— Exercise directions —
Read the lines that follow and tally those with the word "name"; give the number and nothing else.

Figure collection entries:
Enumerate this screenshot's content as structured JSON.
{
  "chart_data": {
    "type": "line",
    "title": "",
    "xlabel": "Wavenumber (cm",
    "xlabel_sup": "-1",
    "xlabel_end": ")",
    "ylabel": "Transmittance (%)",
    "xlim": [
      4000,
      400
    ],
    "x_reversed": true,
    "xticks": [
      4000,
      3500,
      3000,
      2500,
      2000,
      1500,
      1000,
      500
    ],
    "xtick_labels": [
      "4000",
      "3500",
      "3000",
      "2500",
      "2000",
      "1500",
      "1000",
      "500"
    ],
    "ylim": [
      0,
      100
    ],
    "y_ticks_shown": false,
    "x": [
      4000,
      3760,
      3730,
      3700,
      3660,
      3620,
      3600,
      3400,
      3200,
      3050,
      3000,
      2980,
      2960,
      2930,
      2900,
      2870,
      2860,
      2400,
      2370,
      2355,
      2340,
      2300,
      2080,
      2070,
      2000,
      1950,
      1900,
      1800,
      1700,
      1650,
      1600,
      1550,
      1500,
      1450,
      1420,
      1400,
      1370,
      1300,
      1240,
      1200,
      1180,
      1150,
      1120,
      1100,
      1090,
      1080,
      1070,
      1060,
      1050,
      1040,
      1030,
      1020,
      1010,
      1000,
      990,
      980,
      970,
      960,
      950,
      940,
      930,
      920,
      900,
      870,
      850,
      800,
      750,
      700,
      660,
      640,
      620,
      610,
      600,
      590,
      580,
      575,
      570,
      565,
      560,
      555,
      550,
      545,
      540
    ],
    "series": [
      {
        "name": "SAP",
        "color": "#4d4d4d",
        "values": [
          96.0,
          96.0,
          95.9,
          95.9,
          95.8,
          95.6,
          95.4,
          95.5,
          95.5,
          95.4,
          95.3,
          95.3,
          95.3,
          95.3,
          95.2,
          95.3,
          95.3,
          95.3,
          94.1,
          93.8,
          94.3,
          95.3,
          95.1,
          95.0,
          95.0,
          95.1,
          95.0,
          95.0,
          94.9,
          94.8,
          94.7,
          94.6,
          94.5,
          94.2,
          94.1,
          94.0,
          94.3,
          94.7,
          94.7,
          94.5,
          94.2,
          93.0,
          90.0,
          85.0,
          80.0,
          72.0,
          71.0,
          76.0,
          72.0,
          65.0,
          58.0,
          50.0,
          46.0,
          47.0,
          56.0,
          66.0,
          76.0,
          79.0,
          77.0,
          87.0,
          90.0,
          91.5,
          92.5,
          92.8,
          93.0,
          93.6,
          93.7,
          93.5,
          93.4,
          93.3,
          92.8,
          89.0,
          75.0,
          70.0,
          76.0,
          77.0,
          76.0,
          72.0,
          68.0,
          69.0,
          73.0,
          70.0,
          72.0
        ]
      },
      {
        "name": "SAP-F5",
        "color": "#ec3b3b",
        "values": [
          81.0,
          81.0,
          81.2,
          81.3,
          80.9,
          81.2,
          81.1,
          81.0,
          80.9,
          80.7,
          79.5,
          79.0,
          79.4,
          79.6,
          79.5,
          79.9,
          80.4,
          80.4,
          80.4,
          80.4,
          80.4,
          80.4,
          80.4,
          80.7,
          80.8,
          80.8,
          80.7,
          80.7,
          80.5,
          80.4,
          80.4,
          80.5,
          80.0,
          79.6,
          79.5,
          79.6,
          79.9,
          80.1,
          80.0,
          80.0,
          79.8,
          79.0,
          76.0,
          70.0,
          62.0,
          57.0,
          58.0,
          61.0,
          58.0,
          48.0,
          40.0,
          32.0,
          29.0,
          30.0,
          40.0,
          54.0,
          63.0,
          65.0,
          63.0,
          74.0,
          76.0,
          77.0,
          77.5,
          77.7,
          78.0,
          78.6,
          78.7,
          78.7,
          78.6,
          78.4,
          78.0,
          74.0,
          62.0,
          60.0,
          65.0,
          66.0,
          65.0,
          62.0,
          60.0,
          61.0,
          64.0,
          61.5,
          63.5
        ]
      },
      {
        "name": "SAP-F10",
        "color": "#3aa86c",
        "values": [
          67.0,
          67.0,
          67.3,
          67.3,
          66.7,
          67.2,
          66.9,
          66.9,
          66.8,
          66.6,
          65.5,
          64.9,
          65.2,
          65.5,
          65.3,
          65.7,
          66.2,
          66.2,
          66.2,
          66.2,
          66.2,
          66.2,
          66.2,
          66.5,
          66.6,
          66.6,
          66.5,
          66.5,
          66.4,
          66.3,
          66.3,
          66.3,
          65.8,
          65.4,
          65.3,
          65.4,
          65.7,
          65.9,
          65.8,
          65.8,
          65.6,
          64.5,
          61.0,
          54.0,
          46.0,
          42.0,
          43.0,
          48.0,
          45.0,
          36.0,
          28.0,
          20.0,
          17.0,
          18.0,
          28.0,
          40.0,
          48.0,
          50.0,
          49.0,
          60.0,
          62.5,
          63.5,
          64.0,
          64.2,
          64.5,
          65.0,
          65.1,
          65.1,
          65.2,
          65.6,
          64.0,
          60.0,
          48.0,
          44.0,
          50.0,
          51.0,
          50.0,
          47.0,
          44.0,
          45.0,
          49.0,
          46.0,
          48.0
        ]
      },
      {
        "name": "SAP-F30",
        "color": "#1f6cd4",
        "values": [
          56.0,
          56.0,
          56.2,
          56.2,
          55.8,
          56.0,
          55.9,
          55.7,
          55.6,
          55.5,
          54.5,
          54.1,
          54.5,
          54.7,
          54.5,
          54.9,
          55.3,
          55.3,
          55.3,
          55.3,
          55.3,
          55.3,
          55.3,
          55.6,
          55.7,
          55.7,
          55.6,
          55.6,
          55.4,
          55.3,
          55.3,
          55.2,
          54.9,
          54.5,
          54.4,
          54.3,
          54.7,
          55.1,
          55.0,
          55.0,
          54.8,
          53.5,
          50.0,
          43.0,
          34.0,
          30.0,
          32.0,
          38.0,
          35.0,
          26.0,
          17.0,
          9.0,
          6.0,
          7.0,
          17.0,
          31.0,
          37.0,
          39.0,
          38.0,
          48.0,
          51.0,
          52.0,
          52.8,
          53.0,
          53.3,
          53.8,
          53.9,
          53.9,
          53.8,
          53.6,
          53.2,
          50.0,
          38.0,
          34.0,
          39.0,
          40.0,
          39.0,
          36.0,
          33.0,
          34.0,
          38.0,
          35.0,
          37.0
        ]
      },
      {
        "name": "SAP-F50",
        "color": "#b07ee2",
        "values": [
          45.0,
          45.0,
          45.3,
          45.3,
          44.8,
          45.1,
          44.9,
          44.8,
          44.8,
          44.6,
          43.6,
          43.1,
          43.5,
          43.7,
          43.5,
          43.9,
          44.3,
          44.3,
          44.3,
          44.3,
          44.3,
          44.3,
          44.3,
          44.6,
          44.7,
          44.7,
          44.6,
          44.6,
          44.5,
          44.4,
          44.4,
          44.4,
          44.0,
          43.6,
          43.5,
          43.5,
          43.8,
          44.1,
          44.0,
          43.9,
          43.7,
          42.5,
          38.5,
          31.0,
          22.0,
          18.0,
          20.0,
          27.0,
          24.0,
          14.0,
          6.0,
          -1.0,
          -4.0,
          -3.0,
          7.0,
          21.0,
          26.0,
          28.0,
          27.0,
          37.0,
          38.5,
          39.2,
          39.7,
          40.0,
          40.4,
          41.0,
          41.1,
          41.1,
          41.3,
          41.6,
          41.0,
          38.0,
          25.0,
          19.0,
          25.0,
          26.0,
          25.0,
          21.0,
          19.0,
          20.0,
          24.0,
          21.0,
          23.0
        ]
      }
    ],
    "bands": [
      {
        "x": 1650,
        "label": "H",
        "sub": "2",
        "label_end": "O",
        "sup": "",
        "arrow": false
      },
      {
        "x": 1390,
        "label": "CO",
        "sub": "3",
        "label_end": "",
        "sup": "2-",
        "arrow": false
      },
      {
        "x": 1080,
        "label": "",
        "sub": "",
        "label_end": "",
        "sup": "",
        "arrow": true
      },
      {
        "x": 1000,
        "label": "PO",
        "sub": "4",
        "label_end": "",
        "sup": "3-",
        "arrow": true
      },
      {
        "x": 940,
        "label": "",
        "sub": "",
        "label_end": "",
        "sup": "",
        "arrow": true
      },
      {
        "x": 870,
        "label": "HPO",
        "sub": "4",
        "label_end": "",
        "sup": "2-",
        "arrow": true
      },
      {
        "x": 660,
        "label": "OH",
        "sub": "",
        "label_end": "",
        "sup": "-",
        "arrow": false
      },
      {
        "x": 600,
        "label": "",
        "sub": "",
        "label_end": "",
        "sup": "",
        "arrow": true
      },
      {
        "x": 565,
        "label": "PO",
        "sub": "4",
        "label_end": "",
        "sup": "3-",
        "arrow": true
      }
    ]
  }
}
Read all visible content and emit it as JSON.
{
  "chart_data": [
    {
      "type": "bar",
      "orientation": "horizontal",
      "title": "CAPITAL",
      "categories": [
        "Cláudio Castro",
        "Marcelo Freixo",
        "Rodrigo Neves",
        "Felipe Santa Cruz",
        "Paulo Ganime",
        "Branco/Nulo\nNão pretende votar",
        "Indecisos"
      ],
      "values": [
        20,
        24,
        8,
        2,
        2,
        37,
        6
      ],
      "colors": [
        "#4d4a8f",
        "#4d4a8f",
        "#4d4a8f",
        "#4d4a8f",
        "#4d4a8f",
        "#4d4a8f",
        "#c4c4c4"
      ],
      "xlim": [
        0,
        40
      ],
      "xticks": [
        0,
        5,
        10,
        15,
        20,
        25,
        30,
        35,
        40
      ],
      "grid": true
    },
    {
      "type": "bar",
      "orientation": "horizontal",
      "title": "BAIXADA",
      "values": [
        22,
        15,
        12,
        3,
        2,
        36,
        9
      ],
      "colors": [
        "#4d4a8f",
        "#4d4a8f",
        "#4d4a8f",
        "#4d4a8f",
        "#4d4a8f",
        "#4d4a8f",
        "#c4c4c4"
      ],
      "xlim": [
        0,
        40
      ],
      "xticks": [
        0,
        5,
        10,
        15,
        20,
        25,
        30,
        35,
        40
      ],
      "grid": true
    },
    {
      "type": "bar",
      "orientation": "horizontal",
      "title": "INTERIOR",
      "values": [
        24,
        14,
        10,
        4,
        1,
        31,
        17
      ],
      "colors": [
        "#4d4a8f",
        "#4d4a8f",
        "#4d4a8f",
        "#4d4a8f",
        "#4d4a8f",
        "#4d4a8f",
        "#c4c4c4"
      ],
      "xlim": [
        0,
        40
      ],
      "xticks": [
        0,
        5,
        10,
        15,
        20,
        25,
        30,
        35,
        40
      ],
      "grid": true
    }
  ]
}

— Complete output —
5